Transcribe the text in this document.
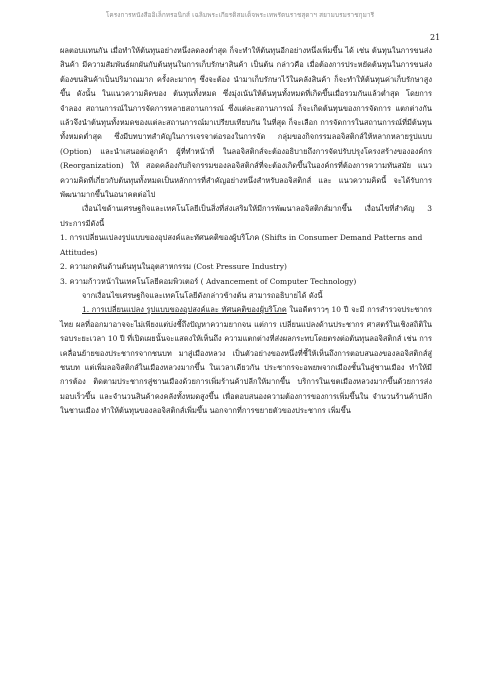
โครงการหนังสืออิเล็กทรอนิกส์ เฉลิมพระเกียรติสมเด็จพระเทพรัตนราชสุดาฯ สยามบรมราชกุมารี
21

ผลตอบแทนกัน เมื่อทำให้ต้นทุนอย่างหนึ่งลดลงต่ำสุด ก็จะทำให้ต้นทุนอีกอย่างหนึ่งเพิ่มขึ้น ได้ เช่น ต้นทุนในการขนส่งสินค้า มีความสัมพันธ์ผกผันกับต้นทุนในการเก็บรักษาสินค้า เป็นต้น กล่าวคือ เมื่อต้องการประหยัดต้นทุนในการขนส่ง ต้องขนสินค้าเป็นปริมาณมาก ครั้งละมากๆ ซึ่งจะต้อง นำมาเก็บรักษาไว้ในคลังสินค้า ก็จะทำให้ต้นทุนค่าเก็บรักษาสูงขึ้น ดังนั้น ในแนวความคิดของ ต้นทุนทั้งหมด ซึ่งมุ่งเน้นให้ต้นทุนทั้งหมดที่เกิดขึ้นเมื่อรวมกันแล้วต่ำสุด โดยการจำลอง สถานการณ์ในการจัดการหลายสถานการณ์ ซึ่งแต่ละสถานการณ์ ก็จะเกิดต้นทุนของการจัดการ แตกต่างกัน แล้วจึงนำต้นทุนทั้งหมดของแต่ละสถานการณ์มาเปรียบเทียบกัน ในที่สุด ก็จะเลือก การจัดการในสถานการณ์ที่มีต้นทุนทั้งหมดต่ำสุด ซึ่งมีบทบาทสำคัญในการเจรจาต่อรองในการจัด กลุ่มของกิจกรรมลอจิสติกส์ให้หลากหลายรูปแบบ (Option) และนำเสนอต่อลูกค้า ผู้ที่ทำหน้าที่ ในลอจิสติกส์จะต้องอธิบายถึงการจัดปรับปรุงโครงสร้างขององค์กร (Reorganization) ให้ สอดคล้องกับกิจกรรมของลอจิสติกส์ที่จะต้องเกิดขึ้นในองค์กรที่ต้องการความทันสมัย แนว ความคิดที่เกี่ยวกับต้นทุนทั้งหมดเป็นหลักการที่สำคัญอย่างหนึ่งสำหรับลอจิสติกส์ และ แนวความคิดนี้ จะได้รับการพัฒนามากขึ้นในอนาคตต่อไป

เงื่อนไขด้านเศรษฐกิจและเทคโนโลยีเป็นสิ่งที่ส่งเสริมให้มีการพัฒนาลอจิสติกส์มากขึ้น เงื่อนไขที่สำคัญ 3 ประการมีดังนี้

1. การเปลี่ยนแปลงรูปแบบของอุปสงค์และทัศนคติของผู้บริโภค (Shifts in Consumer Demand Patterns and Attitudes)

2. ความกดดันด้านต้นทุนในอุตสาหกรรม (Cost Pressure Industry)

3. ความก้าวหน้าในเทคโนโลยีคอมพิวเตอร์ ( Advancement of Computer Technology)

จากเงื่อนไขเศรษฐกิจและเทคโนโลยีดังกล่าวข้างต้น สามารถอธิบายได้ ดังนี้

1. การเปลี่ยนแปลง รูปแบบของอุปสงค์และ ทัศนคติของผู้บริโภค ในอดีตราวๆ 10 ปี จะมี การสำรวจประชากรไทย ผลที่ออกมาอาจจะไม่เพียงแต่บ่งชี้ถึงปัญหาความยากจน แต่การ เปลี่ยนแปลงด้านประชากร ศาสตร์ในเชิงสถิติในรอบระยะเวลา 10 ปี ที่เปิดเผยนั้นจะแสดงให้เห็นถึง ความแตกต่างที่ส่งผลกระทบโดยตรงต่อต้นทุนลอจิสติกส์ เช่น การเคลื่อนย้ายของประชากรจากชนบท มาสู่เมืองหลวง เป็นตัวอย่างของหนึ่งที่ชี้ให้เห็นถึงการตอบสนองของลอจิสติกส์สู่ชนบท แต่เพิ่มลอจิสติกส์ในเมืองหลวงมากขึ้น ในเวลาเดียวกัน ประชากรจะอพยพจากเมืองชั้นในสู่ชานเมือง ทำให้มีการต้อง ติดตามประชากรสู่ชานเมืองด้วยการเพิ่มร้านค้าปลีกให้มากขึ้น บริการในเขตเมืองหลวงมากขึ้นด้วยการส่งมอบเร็วขึ้น และจำนวนสินค้าคงคลังทั้งหมดสูงขึ้น เพื่อตอบสนองความต้องการของการเพิ่มขึ้นใน จำนวนร้านค้าปลีกในชานเมือง ทำให้ต้นทุนของลอจิสติกส์เพิ่มขึ้น นอกจากที่การขยายตัวของประชากร เพิ่มขึ้น
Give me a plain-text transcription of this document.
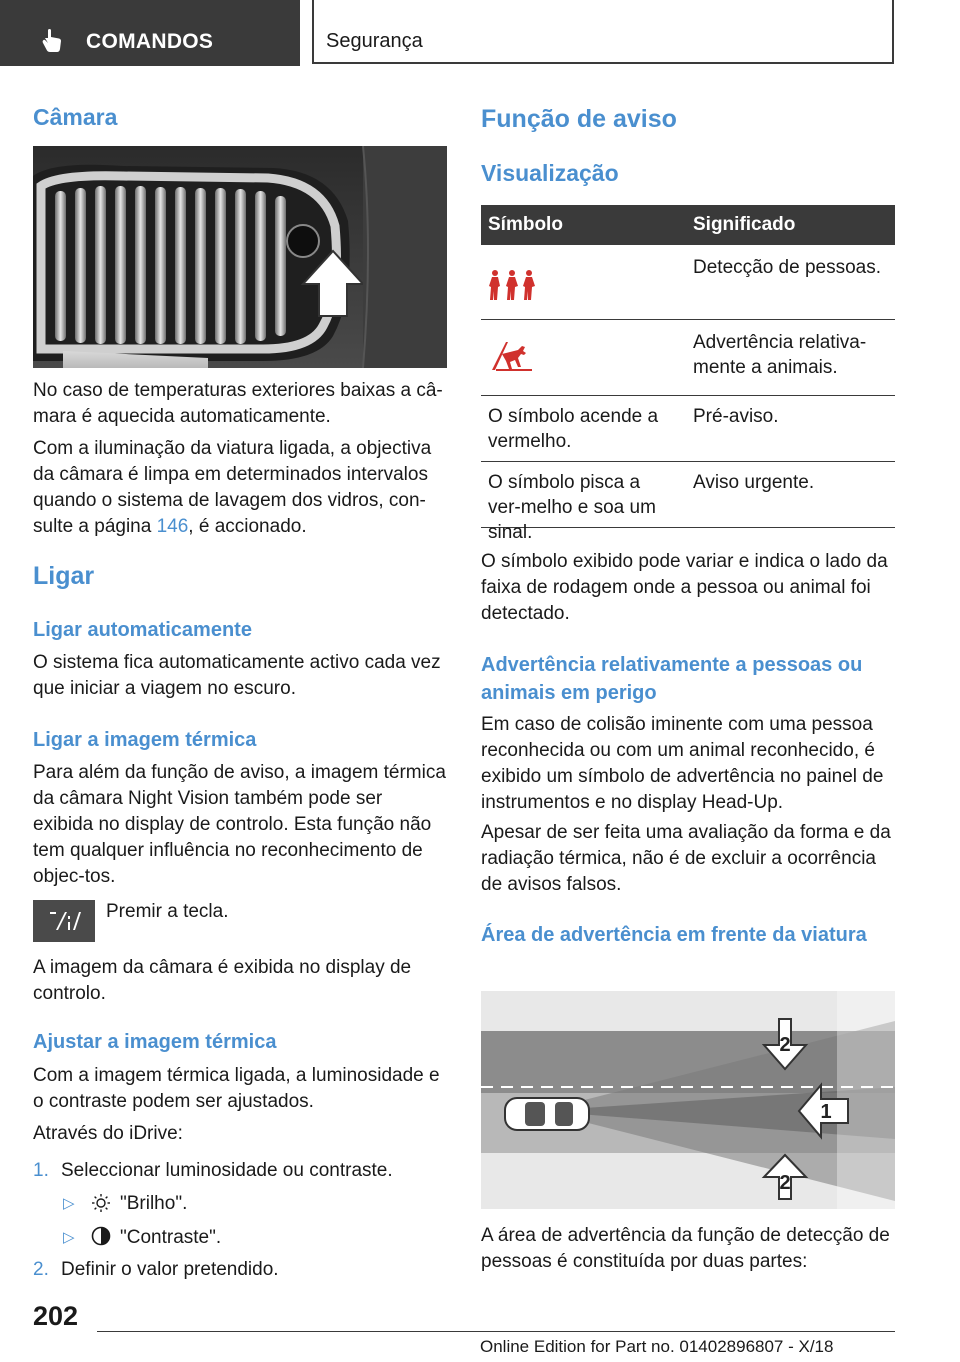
COMANDOS	Segurança
Câmara
No caso de temperaturas exteriores baixas a câ-mara é aquecida automaticamente.
Com a iluminação da viatura ligada, a objectiva da câmara é limpa em determinados intervalos quando o sistema de lavagem dos vidros, con-sulte a página 146, é accionado.
Ligar
Ligar automaticamente
O sistema fica automaticamente activo cada vez que iniciar a viagem no escuro.
Ligar a imagem térmica
Para além da função de aviso, a imagem térmica da câmara Night Vision também pode ser exibida no display de controlo. Esta função não tem qualquer influência no reconhecimento de objec-tos.
Premir a tecla.
A imagem da câmara é exibida no display de controlo.
Ajustar a imagem térmica
Com a imagem térmica ligada, a luminosidade e o contraste podem ser ajustados.
Através do iDrive:
1. Seleccionar luminosidade ou contraste.
▷ "Brilho".
▷ "Contraste".
2. Definir o valor pretendido.
Função de aviso
Visualização
Símbolo	Significado
Detecção de pessoas.
Advertência relativa-mente a animais.
O símbolo acende a vermelho.
Pré-aviso.
O símbolo pisca a ver-melho e soa um sinal.
Aviso urgente.
O símbolo exibido pode variar e indica o lado da faixa de rodagem onde a pessoa ou animal foi detectado.
Advertência relativamente a pessoas ou animais em perigo
Em caso de colisão iminente com uma pessoa reconhecida ou com um animal reconhecido, é exibido um símbolo de advertência no painel de instrumentos e no display Head-Up.
Apesar de ser feita uma avaliação da forma e da radiação térmica, não é de excluir a ocorrência de avisos falsos.
Área de advertência em frente da viatura
2
1
2
A área de advertência da função de detecção de pessoas é constituída por duas partes:
202
Online Edition for Part no. 01402896807 - X/18
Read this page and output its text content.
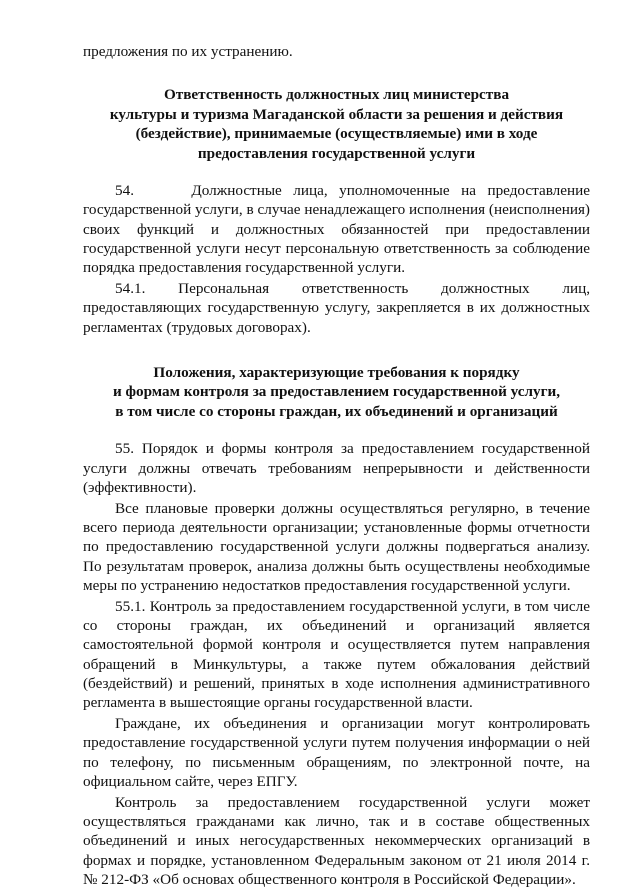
предложения по их устранению.

Ответственность должностных лиц министерства
культуры и туризма Магаданской области за решения и действия
(бездействие), принимаемые (осуществляемые) ими в ходе
предоставления государственной услуги

54.     Должностные лица, уполномоченные на предоставление государственной услуги, в случае ненадлежащего исполнения (неисполнения) своих функций и должностных обязанностей при предоставлении государственной услуги несут персональную ответственность за соблюдение порядка предоставления государственной услуги.

54.1. Персональная ответственность должностных лиц, предоставляющих государственную услугу, закрепляется в их должностных регламентах (трудовых договорах).

Положения, характеризующие требования к порядку
и формам контроля за предоставлением государственной услуги,
в том числе со стороны граждан, их объединений и организаций

55. Порядок и формы контроля за предоставлением государственной услуги должны отвечать требованиям непрерывности и действенности (эффективности).

Все плановые проверки должны осуществляться регулярно, в течение всего периода деятельности организации; установленные формы отчетности по предоставлению государственной услуги должны подвергаться анализу. По результатам проверок, анализа должны быть осуществлены необходимые меры по устранению недостатков предоставления государственной услуги.

55.1. Контроль за предоставлением государственной услуги, в том числе со стороны граждан, их объединений и организаций является самостоятельной формой контроля и осуществляется путем направления обращений в Минкультуры, а также путем обжалования действий (бездействий) и решений, принятых в ходе исполнения административного регламента в вышестоящие органы государственной власти.

Граждане, их объединения и организации могут контролировать предоставление государственной услуги путем получения информации о ней по телефону, по письменным обращениям, по электронной почте, на официальном сайте, через ЕПГУ.

Контроль за предоставлением государственной услуги может осуществляться гражданами как лично, так и в составе общественных объединений и иных негосударственных некоммерческих организаций в формах и порядке, установленном Федеральным законом от 21 июля 2014 г. № 212-ФЗ «Об основах общественного контроля в Российской Федерации».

━━━━━━━━

Work to do
Identify every line above with the string "this" in it. Copy those lines.

Task output
Transcribe the text in this document.
Give me a plain-text transcription of this document.
Read this page and output its text content.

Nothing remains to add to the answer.